** PROBLEMS TO SOLVE **
A) Check each statement against the text on how STIV enters cells. Answer yes or no, and quote the words of the text that settle it. (i) Treating cells with filipin and nystatin left the number of fluorescent cells almost unchanged. (ii) Protein synthesis was inhibited by nystatin. (iii) IPA-3 is described as a Pak1 inhibitor.
B) Extend the text on how STIV enters cells, picking up after its last sentence.

Clathrin-mediated endocytosis is involved in STIV entry. (A) Fluorescence microscopy observation of EGFP-STIV-infected cells after treatment with DMSO, CPZ or sucrose. (B) Fluorescence intensity of EGFP-STIV-infected cells after treatment with DMSO, CPZ or sucrose. (C) Quantitative analysis of the percentage of EGFP-STIV-infected cells by flow cytometry. (D) Western blotting detection of protein synthesis of the STIV major capsid protein after treatment with CPZ and sucrose
STIV entry was mediated through a cholesterol-dependent but caveola- independent pathway
Caveola-mediated virus entry is inhibited by sterol-binding drugs such as nystatin and filipin III. To investigate the role of lipid raft/caveolin in STIV entry, we used sterol-binding drugs filipin and nystatin to impair caveola formation [28]. We also used βMCD to remove cholesterol from cultured cells [21]. βMCD obviously decreased the number of fluorescence cells when compared to the mock treated cells. In contrast, the number of fluorescent cells remained almost unchanged after treatment with filipin and nystatin (Fig. 2A). Quantitative analysis indicated that only the fluorescence intensity in βMCD-treated cells was significantly decreased in a dose dependent manner; treatment with βMCD at 2 mM decreased the fluorescence intensity up to 55.29% when compared to the mock-treated cells (Fig. 2B). Flow cytometry also confirmed that the percentage of fluorescence-labeled cells was only significantly reduced after treatment with βMCD (Fig. 2C). In addition, protein synthesis was only inhibited by treatment with βMCD, but not by nystatin or filipin III (Fig. 2D). Together, these results suggested that STIV entry was mediated through a non-caveola- but cholesterol-dependent pathway
STIV entry is mediated through a non-caveola- and cholesterol-dependent pathway. (A) Fluorescence microscopy of EGFP-STIV-infected cells after treatment with DMSO, βMCD, nystatin or filipin III. (B) Determination of the fluorescence intensity of EGFP-STIV-infected cells after treatment with DMSO, βMCD, nystatin or filipin III. (C) Quantitative analysis of the percentage of EGFP-STIV-infected cells by flow cytometry. (D) Western blotting detection of protein synthesis of the STIV major capsid protein after treatment with βMCD
STIV utilized macropinocytosis as an alternative pathway to enter cells
To define whether macropinocytosis was involved in STIV entry, EIPA, the Na+/H+ exchanger inhibitor and IPA-3, a direct and highly selective Pak1 inhibitor [17], were used to pretreat FHM cells. Treatment with 10 μM EIPA or 30 μM IPA-3 obviously reduced the number of cells labeled with green fluorescence (Fig. 3A). Quantitative analysis indicated that the fluorescence intensity in EIPA- or IPA-3-treated cells was significantly reduced in a dose dependent manner; treatment with EIPA at 20 μM and IPA-3 at 30 μM decreased the fluorescence intensity up to 13.91% and 22.24% when compared to mock-treated cells, respectively (Fig. 3B). Consistently, flow cytometry showed that the percentage of fluorescence-labeled cells was significantly decreased in a dose-dependent manner after treatment with EIPA or IPA-3 (Fig. 3C). In addition, protein synthesis of MCP was also significantly inhibited by the addition of EIPA or IPA-3 (Fig. 3D), suggesting that STIV utilized macropinocytosis as an alternative pathway to enter cells.

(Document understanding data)
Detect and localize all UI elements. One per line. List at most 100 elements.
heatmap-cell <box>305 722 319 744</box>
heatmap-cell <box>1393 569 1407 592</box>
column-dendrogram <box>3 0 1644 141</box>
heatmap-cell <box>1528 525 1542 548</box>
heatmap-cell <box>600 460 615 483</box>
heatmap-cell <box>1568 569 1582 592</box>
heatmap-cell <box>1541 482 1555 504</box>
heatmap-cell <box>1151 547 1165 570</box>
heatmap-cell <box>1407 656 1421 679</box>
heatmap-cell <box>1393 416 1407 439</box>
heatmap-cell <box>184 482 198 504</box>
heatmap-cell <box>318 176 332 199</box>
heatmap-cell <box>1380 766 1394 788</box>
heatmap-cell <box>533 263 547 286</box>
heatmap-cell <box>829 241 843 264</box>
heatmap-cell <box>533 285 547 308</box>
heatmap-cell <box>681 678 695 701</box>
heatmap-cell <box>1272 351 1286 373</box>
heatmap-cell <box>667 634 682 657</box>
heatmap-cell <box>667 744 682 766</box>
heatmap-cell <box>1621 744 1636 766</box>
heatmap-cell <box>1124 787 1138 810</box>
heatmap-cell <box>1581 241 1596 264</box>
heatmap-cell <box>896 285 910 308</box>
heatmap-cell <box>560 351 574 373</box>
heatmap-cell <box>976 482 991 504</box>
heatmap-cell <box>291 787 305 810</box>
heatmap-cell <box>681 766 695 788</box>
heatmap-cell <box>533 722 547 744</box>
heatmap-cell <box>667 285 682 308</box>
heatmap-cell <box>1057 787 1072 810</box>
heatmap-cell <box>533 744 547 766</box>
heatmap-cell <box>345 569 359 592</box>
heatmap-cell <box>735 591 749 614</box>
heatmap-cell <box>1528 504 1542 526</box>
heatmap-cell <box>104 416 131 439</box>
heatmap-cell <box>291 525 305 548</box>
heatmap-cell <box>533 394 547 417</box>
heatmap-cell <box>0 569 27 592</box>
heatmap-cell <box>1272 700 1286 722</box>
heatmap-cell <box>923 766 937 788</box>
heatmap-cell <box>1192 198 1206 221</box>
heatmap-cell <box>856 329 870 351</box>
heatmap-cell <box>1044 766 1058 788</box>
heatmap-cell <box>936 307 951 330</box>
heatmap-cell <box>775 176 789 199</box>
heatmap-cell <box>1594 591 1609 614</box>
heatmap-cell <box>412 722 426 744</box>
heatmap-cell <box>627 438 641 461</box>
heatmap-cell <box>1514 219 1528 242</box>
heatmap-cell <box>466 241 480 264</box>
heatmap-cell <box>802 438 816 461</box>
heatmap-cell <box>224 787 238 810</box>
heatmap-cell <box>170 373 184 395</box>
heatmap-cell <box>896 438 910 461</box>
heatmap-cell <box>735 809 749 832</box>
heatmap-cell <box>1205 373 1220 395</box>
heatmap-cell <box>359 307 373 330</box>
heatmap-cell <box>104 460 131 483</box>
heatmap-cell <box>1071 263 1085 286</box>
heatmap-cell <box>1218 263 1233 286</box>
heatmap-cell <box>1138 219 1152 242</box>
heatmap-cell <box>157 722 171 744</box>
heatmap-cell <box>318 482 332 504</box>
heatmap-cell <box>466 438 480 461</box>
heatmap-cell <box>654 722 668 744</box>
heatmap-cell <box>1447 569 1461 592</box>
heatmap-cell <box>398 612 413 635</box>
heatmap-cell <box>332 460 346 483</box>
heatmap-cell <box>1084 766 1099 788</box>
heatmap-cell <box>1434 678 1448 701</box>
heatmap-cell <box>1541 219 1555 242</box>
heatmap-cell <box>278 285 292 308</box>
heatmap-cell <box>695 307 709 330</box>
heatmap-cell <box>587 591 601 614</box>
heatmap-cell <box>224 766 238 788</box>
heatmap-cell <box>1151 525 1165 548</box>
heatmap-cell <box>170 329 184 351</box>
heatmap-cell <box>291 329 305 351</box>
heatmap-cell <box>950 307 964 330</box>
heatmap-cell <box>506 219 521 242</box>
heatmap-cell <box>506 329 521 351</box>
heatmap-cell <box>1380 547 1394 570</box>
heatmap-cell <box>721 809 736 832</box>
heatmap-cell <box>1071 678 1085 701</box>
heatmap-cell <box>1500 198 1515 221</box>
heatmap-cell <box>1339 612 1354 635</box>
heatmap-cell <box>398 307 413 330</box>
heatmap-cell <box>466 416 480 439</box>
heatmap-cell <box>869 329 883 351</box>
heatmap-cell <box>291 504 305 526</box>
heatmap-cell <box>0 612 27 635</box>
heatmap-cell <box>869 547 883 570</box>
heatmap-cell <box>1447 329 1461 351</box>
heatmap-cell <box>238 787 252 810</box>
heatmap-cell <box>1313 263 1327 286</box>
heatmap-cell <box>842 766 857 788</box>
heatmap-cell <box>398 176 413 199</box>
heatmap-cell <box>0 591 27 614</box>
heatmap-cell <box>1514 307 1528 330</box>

** ANSWERS IN ORDER **
A)
(i) Yes: "the number of fluorescent cells remained almost unchanged after treatment with filipin and nystatin"
(ii) No: "protein synthesis was only inhibited by treatment with βMCD, but not by nystatin or filipin III"
(iii) Yes: "IPA-3, a direct and highly selective Pak1 inhibitor"

B)
Inhibitors of macropincytosis block STIV infection. (A) Fluorescence microscopy of EGFP-STIV-infected cells after treatment with DMSO, EIPA or IPA-3. (B) Fluorescence intensity of EGFP-STIV-infected cells after treatment with DMSO, EIPA or IPA-3. (C) Quantitative analysis of the percentage of EGFP-STIV-infected cells by flow cytometry. (D) Western blotting detection of protein synthesis of the STIV major capsid protein after treatment with EIPA or IPA-3
Multiple cellular factors and signaling events are involved in STIV entry
An increasing numbers of studies have reported that various cellular factors are involved in virus entry [14]. In our study, the regulation of myosin II activity by phosphorylation of myosin light chain was inhibited by ML-7, and Rac1 activity was specifically inhibited by NSC23766. We also used genistein, dynasore and cytochalasin D to inhibit tyrosine kinase, large GTPase dynamin and actin polymerization in GS cells, respectively. Except for NSC23766 (data not shown), the fluorescence intensity of cells treated with cytochalasin D (cyto-D), dynasore, genistein or ML-7 was significantly reduced in a dose dependent manner. Treatment with cyto-D at 0.2 μM, dynasore at 40 μM, genistein at 60 μM and ML-7 at 20 μM decreased the fluorescence intensity up to 39.34%, 28.37%, 24.29% and 13.35%, respectively in comparison to mock-treated cells (Fig. 4A and 4C). Flow cytometry analysis showed that the percentage of fluorescence-labeled cells after treatment with these four inhibitors was significantly reduced compared to that of mock-treated cells (Fig. 4B and 4D). We also evaluated the effects of dynasore and ML-7 on viral protein synthesis. Protein synthesis of MCP in dynasore- and ML-7-treated cells was obviously reduced during EGFP-STIV infection when compared to that seen in mock-treated cells (Fig. 4E). These results suggest that multiple cellular factors or signaling events including myosin II, tyrosine kinase, dynamin and actin polymerization are all essential for STIV entry.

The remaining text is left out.